_YOUR TASK_:
Your answer is a single number: how many lines hold the word "baseballs"?

☆ ☆ ☆

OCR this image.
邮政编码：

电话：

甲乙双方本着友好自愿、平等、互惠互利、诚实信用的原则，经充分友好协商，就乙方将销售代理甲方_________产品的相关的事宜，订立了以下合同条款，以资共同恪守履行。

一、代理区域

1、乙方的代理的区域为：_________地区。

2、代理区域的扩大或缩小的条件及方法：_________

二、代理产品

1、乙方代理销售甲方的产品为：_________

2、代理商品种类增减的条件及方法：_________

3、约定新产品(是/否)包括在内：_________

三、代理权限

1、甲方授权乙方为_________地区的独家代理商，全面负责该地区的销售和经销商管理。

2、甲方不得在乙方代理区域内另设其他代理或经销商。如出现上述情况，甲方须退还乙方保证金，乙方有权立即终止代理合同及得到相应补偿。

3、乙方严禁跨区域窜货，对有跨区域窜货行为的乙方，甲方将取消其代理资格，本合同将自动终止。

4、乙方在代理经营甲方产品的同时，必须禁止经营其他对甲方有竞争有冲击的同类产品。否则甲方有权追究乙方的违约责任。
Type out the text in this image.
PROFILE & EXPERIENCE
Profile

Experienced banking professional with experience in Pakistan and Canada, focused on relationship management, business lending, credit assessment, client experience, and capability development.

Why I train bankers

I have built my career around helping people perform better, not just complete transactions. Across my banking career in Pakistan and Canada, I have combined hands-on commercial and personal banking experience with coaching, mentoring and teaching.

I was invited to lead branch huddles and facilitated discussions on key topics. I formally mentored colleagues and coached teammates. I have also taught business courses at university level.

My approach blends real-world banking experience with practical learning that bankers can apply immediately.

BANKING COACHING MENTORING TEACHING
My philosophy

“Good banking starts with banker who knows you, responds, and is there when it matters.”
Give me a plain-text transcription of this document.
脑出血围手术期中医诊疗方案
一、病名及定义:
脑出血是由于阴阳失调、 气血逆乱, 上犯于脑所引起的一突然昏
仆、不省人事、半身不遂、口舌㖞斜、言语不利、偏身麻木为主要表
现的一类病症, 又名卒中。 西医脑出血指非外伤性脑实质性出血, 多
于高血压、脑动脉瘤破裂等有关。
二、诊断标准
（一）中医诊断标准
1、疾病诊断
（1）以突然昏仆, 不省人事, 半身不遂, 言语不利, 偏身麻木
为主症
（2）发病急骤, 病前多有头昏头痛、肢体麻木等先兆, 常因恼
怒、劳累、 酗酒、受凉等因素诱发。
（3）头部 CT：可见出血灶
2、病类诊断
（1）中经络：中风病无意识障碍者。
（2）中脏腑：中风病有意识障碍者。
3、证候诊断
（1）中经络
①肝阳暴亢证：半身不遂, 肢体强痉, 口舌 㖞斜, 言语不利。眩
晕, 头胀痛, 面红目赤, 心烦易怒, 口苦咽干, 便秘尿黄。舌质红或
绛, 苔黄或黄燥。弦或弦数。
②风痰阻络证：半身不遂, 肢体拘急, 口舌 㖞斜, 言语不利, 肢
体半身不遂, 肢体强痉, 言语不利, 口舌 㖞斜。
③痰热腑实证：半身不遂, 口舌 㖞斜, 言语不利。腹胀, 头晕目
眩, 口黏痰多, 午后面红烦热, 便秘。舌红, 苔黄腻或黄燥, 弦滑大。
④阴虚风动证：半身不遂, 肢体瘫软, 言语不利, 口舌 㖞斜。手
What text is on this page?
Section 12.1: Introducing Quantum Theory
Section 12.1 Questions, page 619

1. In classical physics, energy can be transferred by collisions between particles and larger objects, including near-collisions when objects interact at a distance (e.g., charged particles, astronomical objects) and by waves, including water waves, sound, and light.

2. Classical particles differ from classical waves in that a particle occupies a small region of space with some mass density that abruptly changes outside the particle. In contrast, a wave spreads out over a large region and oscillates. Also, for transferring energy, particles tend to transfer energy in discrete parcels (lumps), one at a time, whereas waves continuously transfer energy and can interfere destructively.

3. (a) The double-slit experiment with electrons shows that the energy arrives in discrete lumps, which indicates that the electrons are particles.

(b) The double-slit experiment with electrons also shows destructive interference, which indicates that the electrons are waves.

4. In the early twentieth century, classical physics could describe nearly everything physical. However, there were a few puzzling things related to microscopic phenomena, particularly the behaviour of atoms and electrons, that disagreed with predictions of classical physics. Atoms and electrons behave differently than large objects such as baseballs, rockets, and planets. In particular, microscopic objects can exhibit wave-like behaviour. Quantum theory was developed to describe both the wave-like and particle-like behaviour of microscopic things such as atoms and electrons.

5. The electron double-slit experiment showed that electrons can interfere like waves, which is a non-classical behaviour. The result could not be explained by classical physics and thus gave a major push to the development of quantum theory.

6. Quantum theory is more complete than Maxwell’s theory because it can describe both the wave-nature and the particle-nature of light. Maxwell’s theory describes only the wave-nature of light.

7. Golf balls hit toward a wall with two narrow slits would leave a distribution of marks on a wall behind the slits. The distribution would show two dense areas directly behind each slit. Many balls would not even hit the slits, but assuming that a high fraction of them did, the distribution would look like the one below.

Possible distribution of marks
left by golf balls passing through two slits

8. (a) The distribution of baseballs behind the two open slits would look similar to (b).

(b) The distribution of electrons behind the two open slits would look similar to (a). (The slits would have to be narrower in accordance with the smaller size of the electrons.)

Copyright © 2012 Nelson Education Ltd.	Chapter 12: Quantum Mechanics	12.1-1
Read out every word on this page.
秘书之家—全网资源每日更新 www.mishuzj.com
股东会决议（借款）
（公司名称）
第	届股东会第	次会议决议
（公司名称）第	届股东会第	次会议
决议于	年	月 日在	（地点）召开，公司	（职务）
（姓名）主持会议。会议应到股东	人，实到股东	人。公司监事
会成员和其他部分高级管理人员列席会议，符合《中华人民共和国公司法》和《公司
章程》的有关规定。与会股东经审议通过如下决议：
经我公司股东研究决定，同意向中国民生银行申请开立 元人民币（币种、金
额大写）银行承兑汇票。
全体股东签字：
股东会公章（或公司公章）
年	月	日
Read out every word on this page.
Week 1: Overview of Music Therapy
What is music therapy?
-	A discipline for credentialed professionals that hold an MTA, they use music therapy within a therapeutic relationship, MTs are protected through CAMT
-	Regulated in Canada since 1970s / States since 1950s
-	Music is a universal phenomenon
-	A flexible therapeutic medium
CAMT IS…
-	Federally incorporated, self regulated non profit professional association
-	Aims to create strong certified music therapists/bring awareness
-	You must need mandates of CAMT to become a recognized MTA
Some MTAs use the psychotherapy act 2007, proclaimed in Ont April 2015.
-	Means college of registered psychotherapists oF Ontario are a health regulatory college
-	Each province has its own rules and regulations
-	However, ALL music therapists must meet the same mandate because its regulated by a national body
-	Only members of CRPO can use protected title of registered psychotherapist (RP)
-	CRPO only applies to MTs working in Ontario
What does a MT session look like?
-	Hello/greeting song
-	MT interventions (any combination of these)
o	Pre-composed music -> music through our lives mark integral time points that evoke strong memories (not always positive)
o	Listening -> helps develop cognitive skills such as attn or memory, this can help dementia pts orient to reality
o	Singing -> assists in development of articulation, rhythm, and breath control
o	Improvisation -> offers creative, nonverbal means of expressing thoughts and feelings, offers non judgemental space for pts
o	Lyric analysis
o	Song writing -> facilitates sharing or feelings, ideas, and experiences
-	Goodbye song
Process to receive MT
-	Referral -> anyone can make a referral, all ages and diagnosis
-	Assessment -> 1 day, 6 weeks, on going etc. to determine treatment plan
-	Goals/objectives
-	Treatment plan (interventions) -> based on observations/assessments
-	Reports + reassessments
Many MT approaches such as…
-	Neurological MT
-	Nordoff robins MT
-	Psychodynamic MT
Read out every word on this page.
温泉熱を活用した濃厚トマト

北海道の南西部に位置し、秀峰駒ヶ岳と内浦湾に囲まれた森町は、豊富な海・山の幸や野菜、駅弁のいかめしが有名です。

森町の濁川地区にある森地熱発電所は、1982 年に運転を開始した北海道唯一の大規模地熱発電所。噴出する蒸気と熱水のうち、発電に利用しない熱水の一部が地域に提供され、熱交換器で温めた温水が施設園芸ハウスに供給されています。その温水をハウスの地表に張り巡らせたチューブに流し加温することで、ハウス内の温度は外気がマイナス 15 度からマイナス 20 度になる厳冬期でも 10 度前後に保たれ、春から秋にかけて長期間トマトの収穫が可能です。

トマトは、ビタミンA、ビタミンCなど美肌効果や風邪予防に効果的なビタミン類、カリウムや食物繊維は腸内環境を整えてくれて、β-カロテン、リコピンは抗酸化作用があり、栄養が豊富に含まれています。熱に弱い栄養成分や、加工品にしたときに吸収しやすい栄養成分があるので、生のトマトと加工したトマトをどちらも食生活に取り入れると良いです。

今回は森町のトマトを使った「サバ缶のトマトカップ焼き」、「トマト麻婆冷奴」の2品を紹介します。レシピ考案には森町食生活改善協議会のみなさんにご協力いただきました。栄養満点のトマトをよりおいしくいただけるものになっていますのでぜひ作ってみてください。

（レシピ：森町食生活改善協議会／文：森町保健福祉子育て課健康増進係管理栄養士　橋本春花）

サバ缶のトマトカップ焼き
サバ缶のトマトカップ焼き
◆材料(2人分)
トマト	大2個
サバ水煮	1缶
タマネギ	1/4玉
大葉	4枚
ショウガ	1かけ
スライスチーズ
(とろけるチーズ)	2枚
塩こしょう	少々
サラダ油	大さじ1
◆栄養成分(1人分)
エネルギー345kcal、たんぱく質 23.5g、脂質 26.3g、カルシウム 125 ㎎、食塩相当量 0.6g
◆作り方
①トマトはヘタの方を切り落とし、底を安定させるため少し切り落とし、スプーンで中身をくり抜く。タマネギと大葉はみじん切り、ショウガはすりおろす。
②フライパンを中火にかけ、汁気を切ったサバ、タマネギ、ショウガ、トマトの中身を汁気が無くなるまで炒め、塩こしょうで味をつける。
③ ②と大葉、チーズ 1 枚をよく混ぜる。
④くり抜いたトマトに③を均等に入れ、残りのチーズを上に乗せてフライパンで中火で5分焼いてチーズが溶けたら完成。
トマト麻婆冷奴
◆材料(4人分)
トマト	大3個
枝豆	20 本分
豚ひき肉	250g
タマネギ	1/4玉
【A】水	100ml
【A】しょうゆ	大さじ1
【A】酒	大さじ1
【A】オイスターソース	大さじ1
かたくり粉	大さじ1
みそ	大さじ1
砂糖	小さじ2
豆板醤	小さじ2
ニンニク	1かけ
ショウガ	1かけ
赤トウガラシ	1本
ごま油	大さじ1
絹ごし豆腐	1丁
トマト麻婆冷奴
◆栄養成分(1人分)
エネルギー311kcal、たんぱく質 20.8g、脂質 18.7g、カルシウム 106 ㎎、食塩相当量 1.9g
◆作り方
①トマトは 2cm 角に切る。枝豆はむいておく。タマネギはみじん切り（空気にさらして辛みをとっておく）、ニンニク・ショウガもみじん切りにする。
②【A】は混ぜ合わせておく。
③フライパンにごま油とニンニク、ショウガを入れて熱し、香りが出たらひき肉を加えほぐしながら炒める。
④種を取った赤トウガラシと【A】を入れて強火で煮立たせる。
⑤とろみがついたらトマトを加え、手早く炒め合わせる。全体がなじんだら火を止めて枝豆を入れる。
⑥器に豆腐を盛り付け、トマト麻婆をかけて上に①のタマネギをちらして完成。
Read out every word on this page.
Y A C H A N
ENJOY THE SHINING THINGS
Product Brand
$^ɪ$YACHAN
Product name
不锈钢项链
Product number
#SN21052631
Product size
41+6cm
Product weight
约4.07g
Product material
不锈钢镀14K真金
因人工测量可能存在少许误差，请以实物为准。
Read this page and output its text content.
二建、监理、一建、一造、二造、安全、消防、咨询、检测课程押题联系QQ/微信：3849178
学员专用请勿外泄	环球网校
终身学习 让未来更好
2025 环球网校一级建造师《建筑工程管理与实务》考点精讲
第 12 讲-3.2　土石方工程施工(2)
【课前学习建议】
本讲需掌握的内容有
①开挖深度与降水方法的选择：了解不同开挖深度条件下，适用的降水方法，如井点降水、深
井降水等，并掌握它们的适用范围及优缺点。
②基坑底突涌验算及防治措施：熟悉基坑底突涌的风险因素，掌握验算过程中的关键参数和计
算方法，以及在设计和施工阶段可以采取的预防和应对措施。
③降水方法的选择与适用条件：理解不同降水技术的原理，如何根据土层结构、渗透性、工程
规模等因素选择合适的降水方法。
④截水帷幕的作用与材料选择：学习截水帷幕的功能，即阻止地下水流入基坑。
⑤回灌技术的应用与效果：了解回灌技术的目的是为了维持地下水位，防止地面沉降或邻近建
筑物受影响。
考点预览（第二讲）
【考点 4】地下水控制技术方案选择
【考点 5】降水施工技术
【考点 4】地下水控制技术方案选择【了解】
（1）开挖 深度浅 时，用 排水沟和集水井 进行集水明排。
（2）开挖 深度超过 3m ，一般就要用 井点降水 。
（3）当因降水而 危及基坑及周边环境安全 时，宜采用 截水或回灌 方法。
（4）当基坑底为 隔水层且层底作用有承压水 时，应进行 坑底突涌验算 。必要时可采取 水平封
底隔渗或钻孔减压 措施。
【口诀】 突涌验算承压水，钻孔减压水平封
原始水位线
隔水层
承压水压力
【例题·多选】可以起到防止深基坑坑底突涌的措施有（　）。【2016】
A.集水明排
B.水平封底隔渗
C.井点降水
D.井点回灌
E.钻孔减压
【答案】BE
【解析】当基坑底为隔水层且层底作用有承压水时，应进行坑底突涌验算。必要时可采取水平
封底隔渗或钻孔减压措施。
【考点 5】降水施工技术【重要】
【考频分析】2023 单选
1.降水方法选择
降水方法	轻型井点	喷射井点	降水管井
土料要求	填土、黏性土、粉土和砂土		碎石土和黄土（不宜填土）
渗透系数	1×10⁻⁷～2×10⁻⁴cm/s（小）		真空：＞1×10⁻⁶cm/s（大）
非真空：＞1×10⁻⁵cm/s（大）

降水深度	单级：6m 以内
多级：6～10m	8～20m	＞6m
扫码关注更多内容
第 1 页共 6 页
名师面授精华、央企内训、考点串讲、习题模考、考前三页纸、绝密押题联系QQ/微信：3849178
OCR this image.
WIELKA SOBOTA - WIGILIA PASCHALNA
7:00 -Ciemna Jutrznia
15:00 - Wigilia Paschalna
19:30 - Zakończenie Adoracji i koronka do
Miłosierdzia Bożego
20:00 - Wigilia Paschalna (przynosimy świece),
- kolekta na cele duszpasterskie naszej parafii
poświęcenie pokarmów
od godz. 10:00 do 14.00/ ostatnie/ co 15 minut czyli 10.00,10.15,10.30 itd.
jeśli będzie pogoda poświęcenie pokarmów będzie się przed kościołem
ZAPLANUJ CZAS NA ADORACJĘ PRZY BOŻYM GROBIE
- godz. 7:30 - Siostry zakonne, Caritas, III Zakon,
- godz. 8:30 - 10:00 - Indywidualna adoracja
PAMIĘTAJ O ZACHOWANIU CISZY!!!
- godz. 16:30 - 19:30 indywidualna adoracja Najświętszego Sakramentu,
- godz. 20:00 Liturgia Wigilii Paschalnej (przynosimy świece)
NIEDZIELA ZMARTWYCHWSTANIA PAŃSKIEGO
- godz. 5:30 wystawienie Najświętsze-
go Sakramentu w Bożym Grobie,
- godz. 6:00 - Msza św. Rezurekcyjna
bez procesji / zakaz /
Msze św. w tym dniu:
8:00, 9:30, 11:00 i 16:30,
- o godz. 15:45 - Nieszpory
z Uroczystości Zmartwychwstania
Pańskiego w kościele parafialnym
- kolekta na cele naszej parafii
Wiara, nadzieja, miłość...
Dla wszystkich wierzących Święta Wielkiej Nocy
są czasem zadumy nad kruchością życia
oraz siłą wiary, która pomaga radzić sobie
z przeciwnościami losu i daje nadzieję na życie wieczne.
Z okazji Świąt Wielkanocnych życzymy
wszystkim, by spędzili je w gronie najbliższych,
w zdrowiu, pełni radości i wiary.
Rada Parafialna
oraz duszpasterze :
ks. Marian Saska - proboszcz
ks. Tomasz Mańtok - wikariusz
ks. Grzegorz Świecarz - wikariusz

☆ ☆ ☆

_OUTPUT FOR THIS EXERCISE_:
2